━━━━━ Dataset records

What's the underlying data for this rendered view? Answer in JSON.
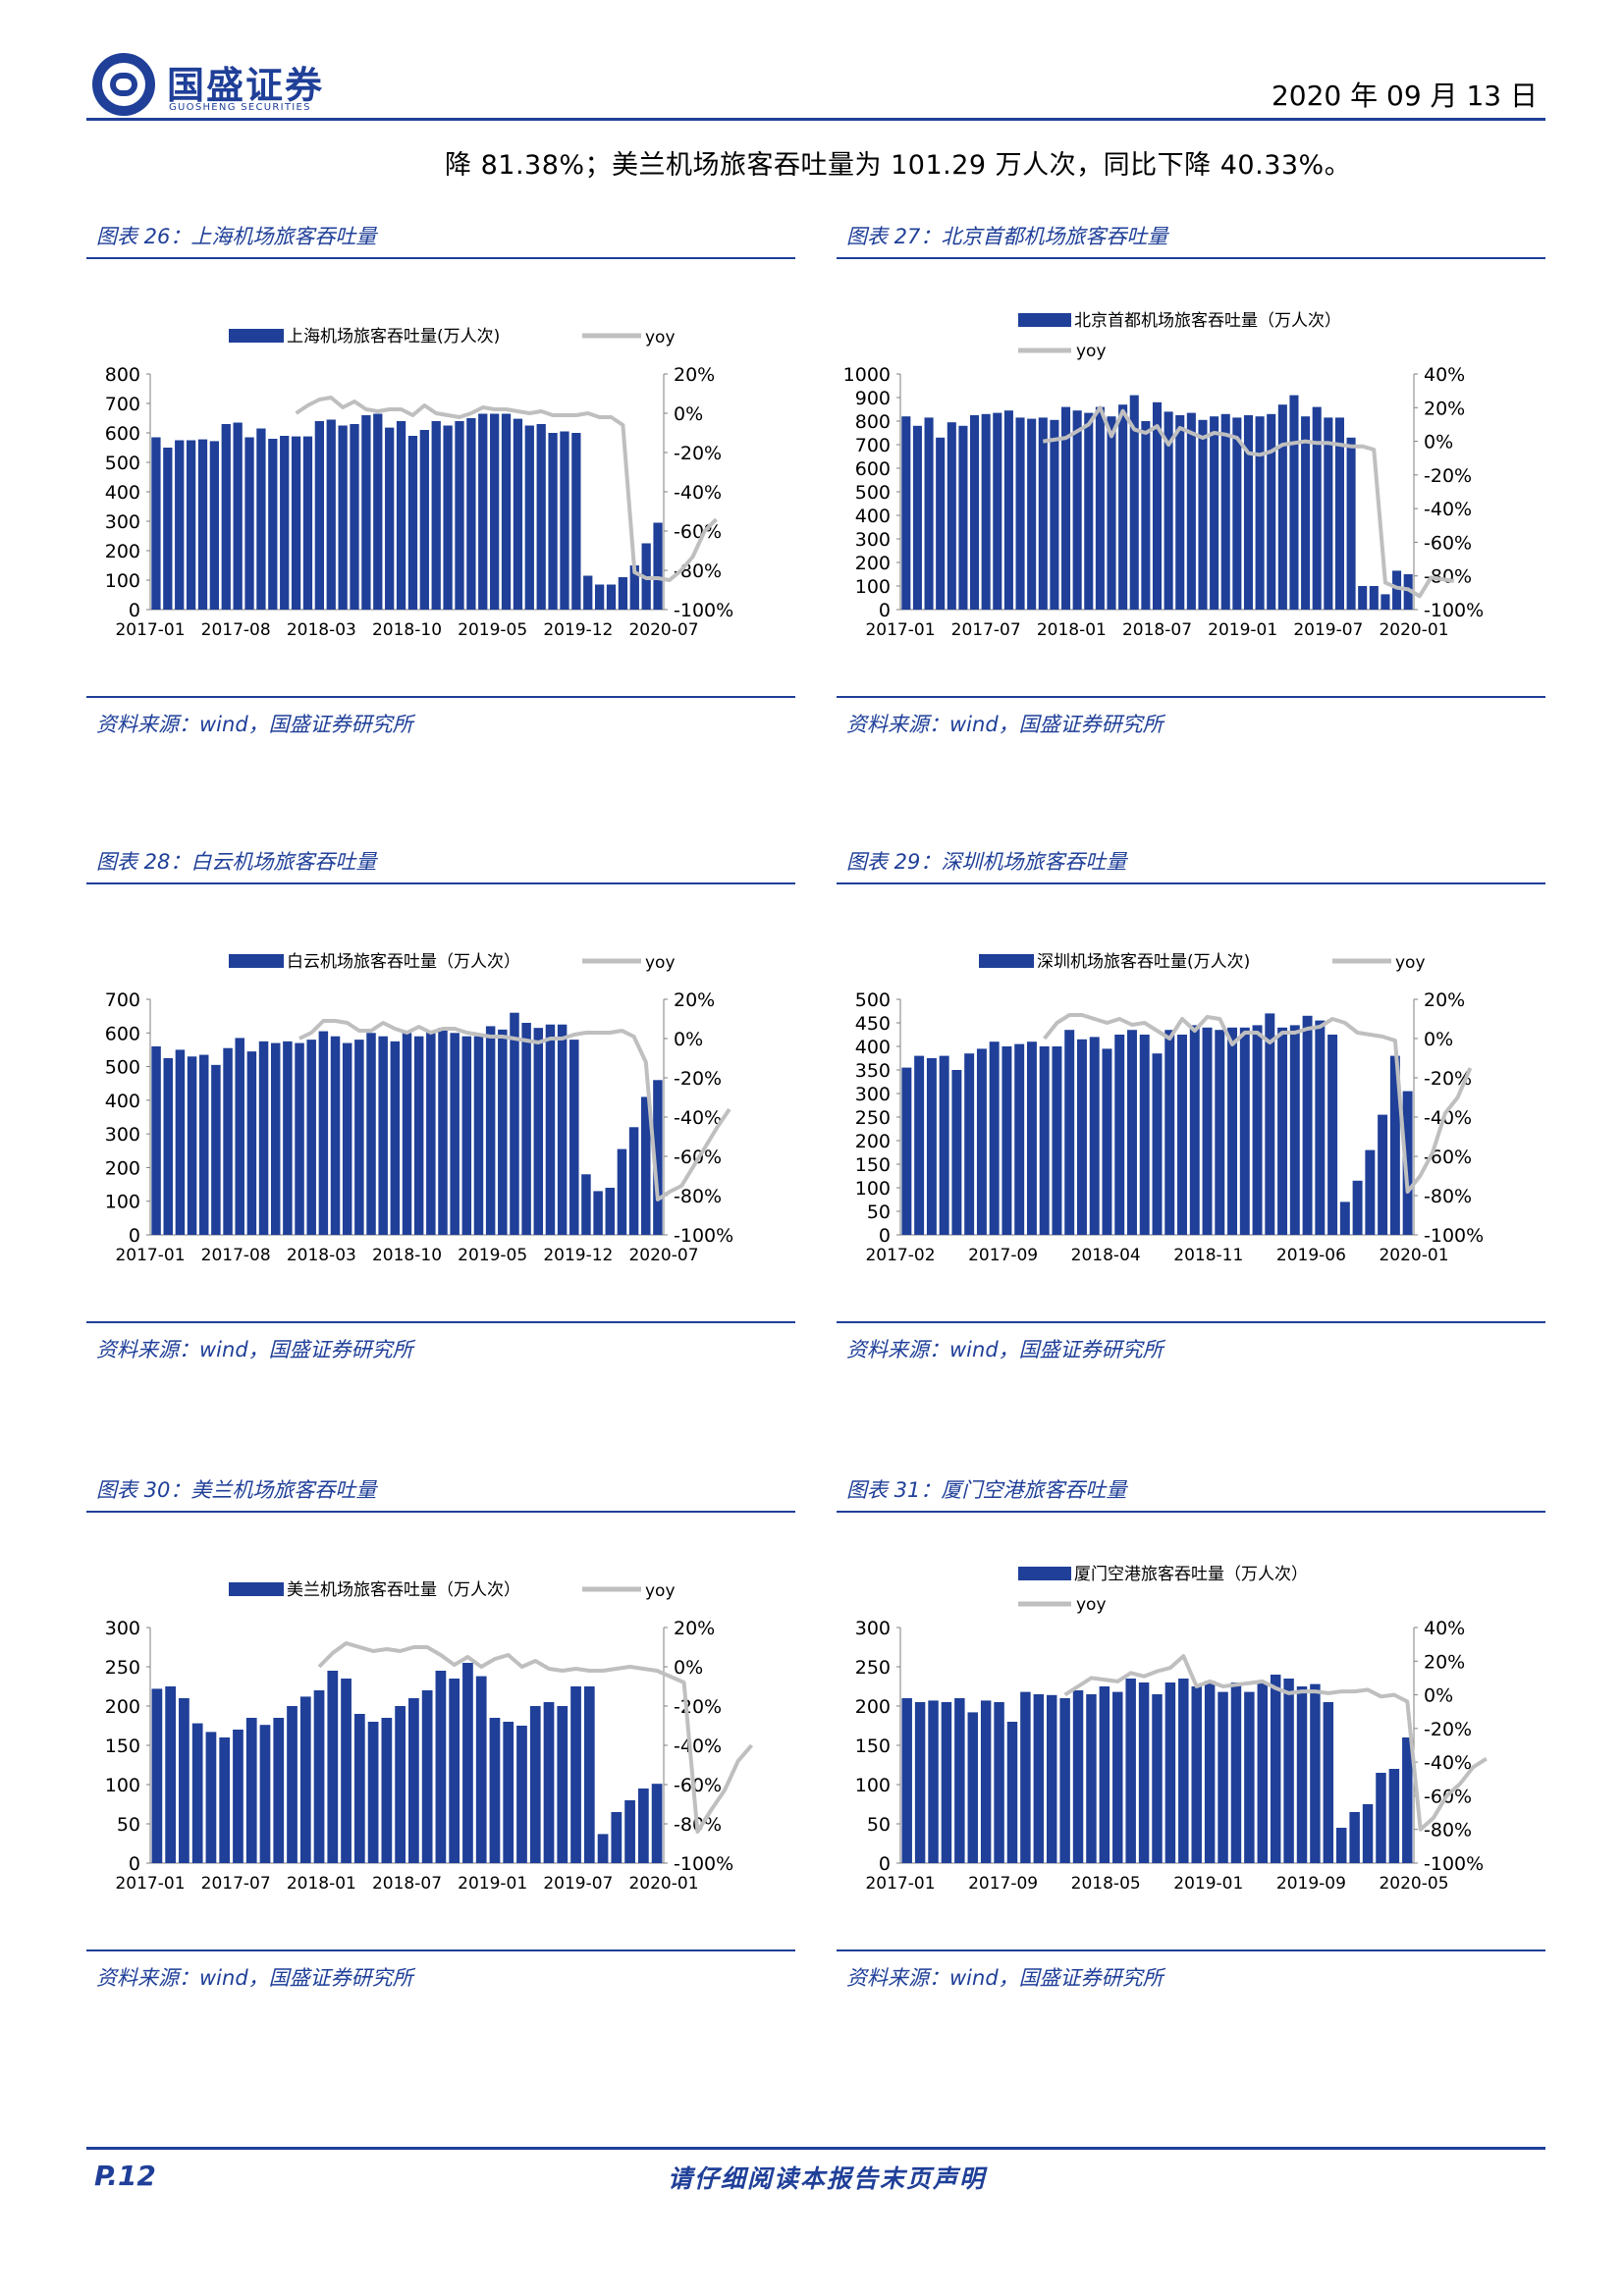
{
  "header": {
    "logo_cn": "国盛证券",
    "logo_en": "GUOSHENG SECURITIES",
    "date": "2020 年 09 月 13 日"
  },
  "lead_text": "降 81.38%；美兰机场旅客吞吐量为 101.29 万人次，同比下降 40.33%。",
  "colors": {
    "bar": "#1f3f98",
    "yoy": "#bfbfbf",
    "brand": "#1f3f98"
  },
  "panels": [
    {
      "title": "图表 26：上海机场旅客吞吐量",
      "source": "资料来源：wind，国盛证券研究所"
    },
    {
      "title": "图表 27：北京首都机场旅客吞吐量",
      "source": "资料来源：wind，国盛证券研究所"
    },
    {
      "title": "图表 28：白云机场旅客吞吐量",
      "source": "资料来源：wind，国盛证券研究所"
    },
    {
      "title": "图表 29：深圳机场旅客吞吐量",
      "source": "资料来源：wind，国盛证券研究所"
    },
    {
      "title": "图表 30：美兰机场旅客吞吐量",
      "source": "资料来源：wind，国盛证券研究所"
    },
    {
      "title": "图表 31：厦门空港旅客吞吐量",
      "source": "资料来源：wind，国盛证券研究所"
    }
  ],
  "chart_data": [
    {
      "type": "bar",
      "legend_layout": "one-row",
      "series": [
        {
          "name": "上海机场旅客吞吐量(万人次)",
          "type": "bar",
          "axis": "left",
          "values": [
            585,
            550,
            575,
            575,
            578,
            572,
            630,
            635,
            585,
            615,
            580,
            590,
            588,
            588,
            640,
            645,
            625,
            630,
            660,
            665,
            618,
            640,
            590,
            610,
            640,
            625,
            640,
            650,
            665,
            665,
            665,
            648,
            625,
            630,
            600,
            605,
            600,
            115,
            85,
            85,
            110,
            150,
            225,
            295
          ]
        },
        {
          "name": "yoy",
          "type": "line",
          "axis": "right",
          "start_index": 12,
          "values": [
            0,
            4,
            7,
            8,
            3,
            6,
            2,
            1,
            2,
            2,
            -1,
            4,
            0,
            -1,
            -2,
            0,
            3,
            2,
            2,
            1,
            0,
            1,
            -1,
            -1,
            -1,
            0,
            -2,
            -2,
            -6,
            -81,
            -84,
            -84,
            -85,
            -80,
            -73,
            -60,
            -54
          ]
        }
      ],
      "x_ticks": [
        "2017-01",
        "2017-08",
        "2018-03",
        "2018-10",
        "2019-05",
        "2019-12",
        "2020-07"
      ],
      "y_ticks_left": [
        "0",
        "100",
        "200",
        "300",
        "400",
        "500",
        "600",
        "700",
        "800"
      ],
      "y_ticks_right": [
        "-100%",
        "-80%",
        "-60%",
        "-40%",
        "-20%",
        "0%",
        "20%"
      ],
      "ylim_left": [
        0,
        800
      ],
      "ylim_right": [
        -100,
        20
      ]
    },
    {
      "type": "bar",
      "legend_layout": "stacked",
      "series": [
        {
          "name": "北京首都机场旅客吞吐量（万人次）",
          "type": "bar",
          "axis": "left",
          "values": [
            820,
            780,
            815,
            730,
            795,
            780,
            825,
            830,
            835,
            845,
            815,
            810,
            815,
            805,
            860,
            845,
            835,
            860,
            820,
            870,
            910,
            800,
            880,
            840,
            825,
            835,
            805,
            820,
            830,
            815,
            825,
            820,
            830,
            870,
            910,
            820,
            860,
            815,
            815,
            730,
            100,
            100,
            65,
            165,
            150
          ]
        },
        {
          "name": "yoy",
          "type": "line",
          "axis": "right",
          "start_index": 12,
          "values": [
            0,
            1,
            2,
            6,
            10,
            20,
            3,
            18,
            7,
            5,
            9,
            -2,
            8,
            5,
            2,
            5,
            4,
            2,
            -7,
            -8,
            -6,
            -2,
            -1,
            0,
            -1,
            -1,
            -2,
            -3,
            -3,
            -5,
            -84,
            -87,
            -88,
            -92,
            -81,
            -82,
            -83
          ]
        }
      ],
      "x_ticks": [
        "2017-01",
        "2017-07",
        "2018-01",
        "2018-07",
        "2019-01",
        "2019-07",
        "2020-01"
      ],
      "y_ticks_left": [
        "0",
        "100",
        "200",
        "300",
        "400",
        "500",
        "600",
        "700",
        "800",
        "900",
        "1000"
      ],
      "y_ticks_right": [
        "-100%",
        "-80%",
        "-60%",
        "-40%",
        "-20%",
        "0%",
        "20%",
        "40%"
      ],
      "ylim_left": [
        0,
        1000
      ],
      "ylim_right": [
        -100,
        40
      ]
    },
    {
      "type": "bar",
      "legend_layout": "one-row",
      "series": [
        {
          "name": "白云机场旅客吞吐量（万人次）",
          "type": "bar",
          "axis": "left",
          "values": [
            560,
            525,
            550,
            530,
            535,
            505,
            555,
            585,
            545,
            575,
            570,
            575,
            570,
            580,
            605,
            590,
            570,
            580,
            600,
            590,
            575,
            600,
            590,
            605,
            615,
            600,
            590,
            590,
            620,
            610,
            660,
            630,
            615,
            625,
            625,
            580,
            180,
            130,
            140,
            255,
            320,
            410,
            460
          ]
        },
        {
          "name": "yoy",
          "type": "line",
          "axis": "right",
          "start_index": 12,
          "values": [
            0,
            3,
            9,
            9,
            8,
            4,
            4,
            8,
            5,
            3,
            6,
            3,
            5,
            5,
            3,
            2,
            1,
            1,
            0,
            -1,
            -2,
            0,
            0,
            2,
            3,
            3,
            3,
            4,
            1,
            -12,
            -82,
            -78,
            -75,
            -65,
            -55,
            -45,
            -36
          ]
        }
      ],
      "x_ticks": [
        "2017-01",
        "2017-08",
        "2018-03",
        "2018-10",
        "2019-05",
        "2019-12",
        "2020-07"
      ],
      "y_ticks_left": [
        "0",
        "100",
        "200",
        "300",
        "400",
        "500",
        "600",
        "700"
      ],
      "y_ticks_right": [
        "-100%",
        "-80%",
        "-60%",
        "-40%",
        "-20%",
        "0%",
        "20%"
      ],
      "ylim_left": [
        0,
        700
      ],
      "ylim_right": [
        -100,
        20
      ]
    },
    {
      "type": "bar",
      "legend_layout": "one-row",
      "series": [
        {
          "name": "深圳机场旅客吞吐量(万人次)",
          "type": "bar",
          "axis": "left",
          "values": [
            355,
            380,
            375,
            380,
            350,
            385,
            395,
            410,
            400,
            405,
            410,
            400,
            400,
            435,
            415,
            420,
            395,
            425,
            435,
            425,
            385,
            435,
            425,
            445,
            440,
            435,
            440,
            440,
            445,
            470,
            440,
            445,
            465,
            455,
            425,
            70,
            115,
            180,
            255,
            380,
            305
          ]
        },
        {
          "name": "yoy",
          "type": "line",
          "axis": "right",
          "start_index": 11,
          "values": [
            0,
            8,
            12,
            12,
            10,
            8,
            10,
            7,
            8,
            4,
            0,
            10,
            4,
            11,
            10,
            -3,
            3,
            3,
            -2,
            3,
            3,
            5,
            6,
            10,
            8,
            3,
            2,
            1,
            -1,
            -78,
            -70,
            -58,
            -38,
            -30,
            -15
          ]
        }
      ],
      "x_ticks": [
        "2017-02",
        "2017-09",
        "2018-04",
        "2018-11",
        "2019-06",
        "2020-01"
      ],
      "y_ticks_left": [
        "0",
        "50",
        "100",
        "150",
        "200",
        "250",
        "300",
        "350",
        "400",
        "450",
        "500"
      ],
      "y_ticks_right": [
        "-100%",
        "-80%",
        "-60%",
        "-40%",
        "-20%",
        "0%",
        "20%"
      ],
      "ylim_left": [
        0,
        500
      ],
      "ylim_right": [
        -100,
        20
      ]
    },
    {
      "type": "bar",
      "legend_layout": "one-row",
      "series": [
        {
          "name": "美兰机场旅客吞吐量（万人次）",
          "type": "bar",
          "axis": "left",
          "values": [
            222,
            225,
            210,
            178,
            167,
            160,
            170,
            185,
            176,
            185,
            200,
            212,
            220,
            245,
            235,
            190,
            180,
            185,
            200,
            210,
            220,
            245,
            235,
            255,
            238,
            185,
            180,
            175,
            200,
            205,
            200,
            225,
            225,
            37,
            65,
            80,
            95,
            101
          ]
        },
        {
          "name": "yoy",
          "type": "line",
          "axis": "right",
          "start_index": 12,
          "values": [
            0,
            7,
            12,
            10,
            8,
            9,
            8,
            10,
            10,
            6,
            1,
            5,
            0,
            4,
            6,
            0,
            3,
            -1,
            -2,
            -1,
            -2,
            -2,
            -1,
            0,
            -1,
            -2,
            -5,
            -8,
            -84,
            -73,
            -63,
            -48,
            -40
          ]
        }
      ],
      "x_ticks": [
        "2017-01",
        "2017-07",
        "2018-01",
        "2018-07",
        "2019-01",
        "2019-07",
        "2020-01"
      ],
      "y_ticks_left": [
        "0",
        "50",
        "100",
        "150",
        "200",
        "250",
        "300"
      ],
      "y_ticks_right": [
        "-100%",
        "-80%",
        "-60%",
        "-40%",
        "-20%",
        "0%",
        "20%"
      ],
      "ylim_left": [
        0,
        300
      ],
      "ylim_right": [
        -100,
        20
      ]
    },
    {
      "type": "bar",
      "legend_layout": "stacked",
      "series": [
        {
          "name": "厦门空港旅客吞吐量（万人次）",
          "type": "bar",
          "axis": "left",
          "values": [
            210,
            205,
            207,
            205,
            210,
            192,
            207,
            205,
            180,
            218,
            215,
            214,
            210,
            220,
            215,
            225,
            218,
            235,
            230,
            215,
            230,
            235,
            225,
            232,
            218,
            230,
            218,
            230,
            240,
            235,
            225,
            228,
            205,
            45,
            65,
            75,
            115,
            120,
            160
          ]
        },
        {
          "name": "yoy",
          "type": "line",
          "axis": "right",
          "start_index": 12,
          "values": [
            0,
            5,
            10,
            9,
            8,
            13,
            11,
            14,
            16,
            23,
            5,
            8,
            5,
            6,
            7,
            8,
            4,
            1,
            2,
            2,
            1,
            2,
            2,
            3,
            -1,
            0,
            -4,
            -80,
            -73,
            -60,
            -53,
            -43,
            -38
          ]
        }
      ],
      "x_ticks": [
        "2017-01",
        "2017-09",
        "2018-05",
        "2019-01",
        "2019-09",
        "2020-05"
      ],
      "y_ticks_left": [
        "0",
        "50",
        "100",
        "150",
        "200",
        "250",
        "300"
      ],
      "y_ticks_right": [
        "-100%",
        "-80%",
        "-60%",
        "-40%",
        "-20%",
        "0%",
        "20%",
        "40%"
      ],
      "ylim_left": [
        0,
        300
      ],
      "ylim_right": [
        -100,
        40
      ]
    }
  ],
  "footer": {
    "page": "P.12",
    "notice": "请仔细阅读本报告末页声明"
  }
}
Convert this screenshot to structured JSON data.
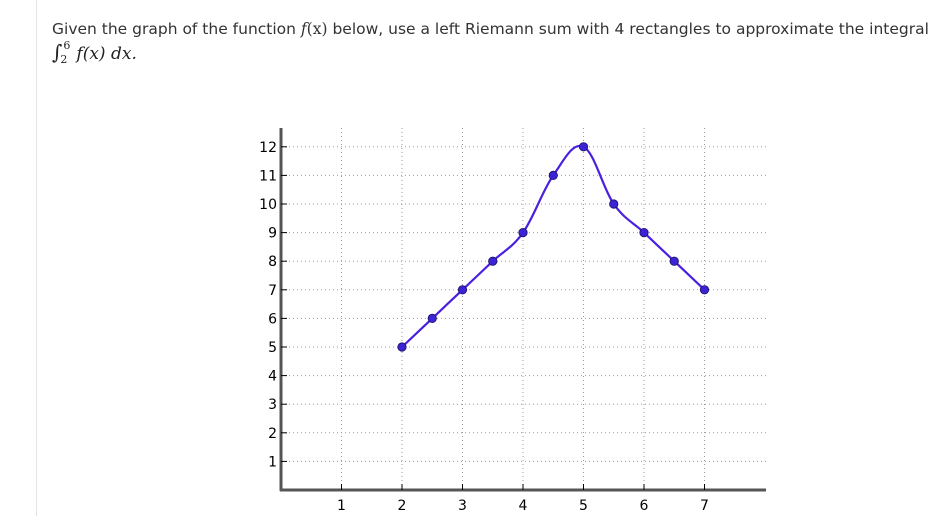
{
  "question": {
    "before": "Given the graph of the function ",
    "func": "f",
    "funcArg": "(x)",
    "middle": " below, use a left Riemann sum with ",
    "count": "4",
    "after": " rectangles to approximate the integral",
    "integral": {
      "symbol": "∫",
      "lower": "2",
      "upper": "6",
      "integrand": "f(x) dx."
    }
  },
  "colors": {
    "curve": "#4a1fe0",
    "point": "#3a24d6",
    "grid": "#9a9a9a",
    "axis": "#555555"
  },
  "chart_data": {
    "type": "line",
    "points": [
      {
        "x": 2,
        "y": 5
      },
      {
        "x": 2.5,
        "y": 6
      },
      {
        "x": 3,
        "y": 7
      },
      {
        "x": 3.5,
        "y": 8
      },
      {
        "x": 4,
        "y": 9
      },
      {
        "x": 4.5,
        "y": 11
      },
      {
        "x": 5,
        "y": 12
      },
      {
        "x": 5.5,
        "y": 10
      },
      {
        "x": 6,
        "y": 9
      },
      {
        "x": 6.5,
        "y": 8
      },
      {
        "x": 7,
        "y": 7
      }
    ],
    "xTicks": [
      {
        "value": 1,
        "label": "1"
      },
      {
        "value": 2,
        "label": "2"
      },
      {
        "value": 3,
        "label": "3"
      },
      {
        "value": 4,
        "label": "4"
      },
      {
        "value": 5,
        "label": "5"
      },
      {
        "value": 6,
        "label": "6"
      },
      {
        "value": 7,
        "label": "7"
      }
    ],
    "yTicks": [
      {
        "value": 1,
        "label": "1"
      },
      {
        "value": 2,
        "label": "2"
      },
      {
        "value": 3,
        "label": "3"
      },
      {
        "value": 4,
        "label": "4"
      },
      {
        "value": 5,
        "label": "5"
      },
      {
        "value": 6,
        "label": "6"
      },
      {
        "value": 7,
        "label": "7"
      },
      {
        "value": 8,
        "label": "8"
      },
      {
        "value": 9,
        "label": "9"
      },
      {
        "value": 10,
        "label": "10"
      },
      {
        "value": 11,
        "label": "11"
      },
      {
        "value": 12,
        "label": "12"
      }
    ],
    "xlim": [
      0,
      8
    ],
    "ylim": [
      0,
      13
    ],
    "grid": true,
    "title": "",
    "xlabel": "",
    "ylabel": ""
  }
}
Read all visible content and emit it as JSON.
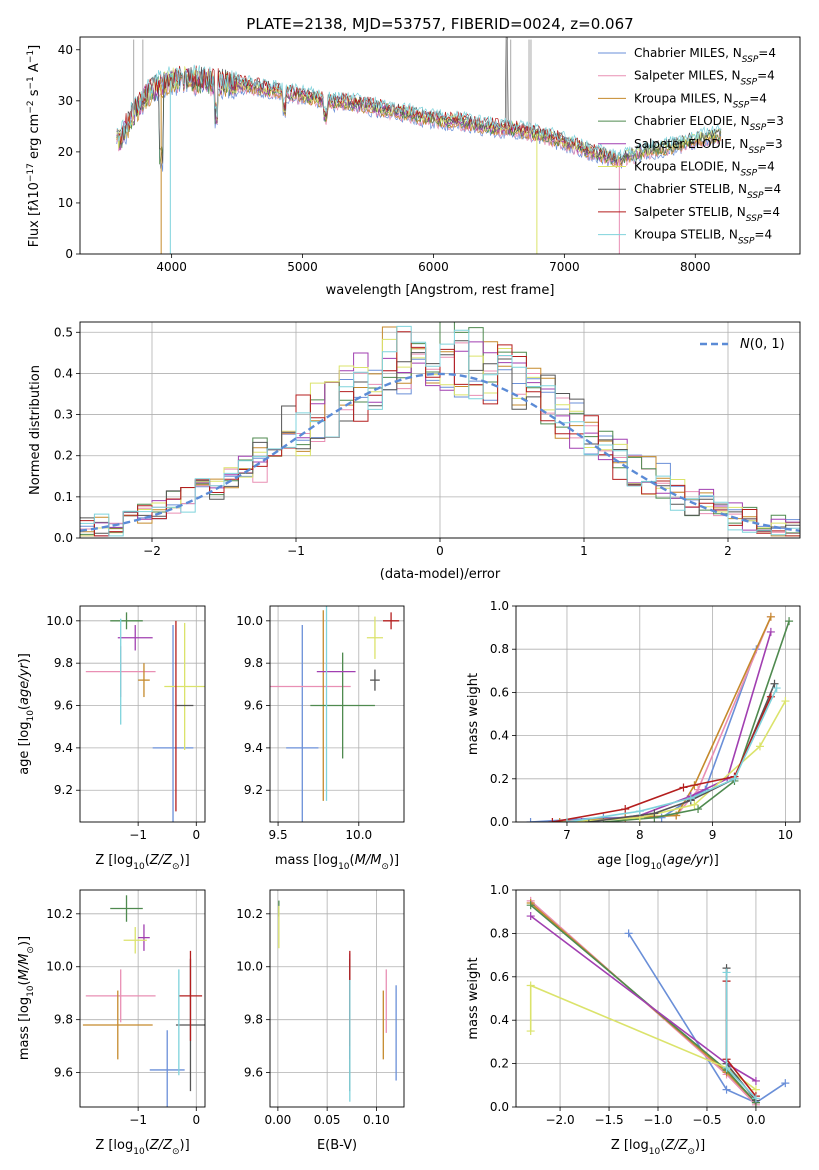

━━━━━━━━━━

### Written problem
Find every line above that contains the word "title", and return each one.

### Written solution
      "title": "图表 26：上海机场旅客吞吐量",
      "title": "图表 27：北京首都机场旅客吞吐量",
      "title": "图表 28：白云机场旅客吞吐量",
      "title": "图表 29：深圳机场旅客吞吐量",
      "title": "图表 30：美兰机场旅客吞吐量",
      "title": "图表 31：厦门空港旅客吞吐量",
    "title": "",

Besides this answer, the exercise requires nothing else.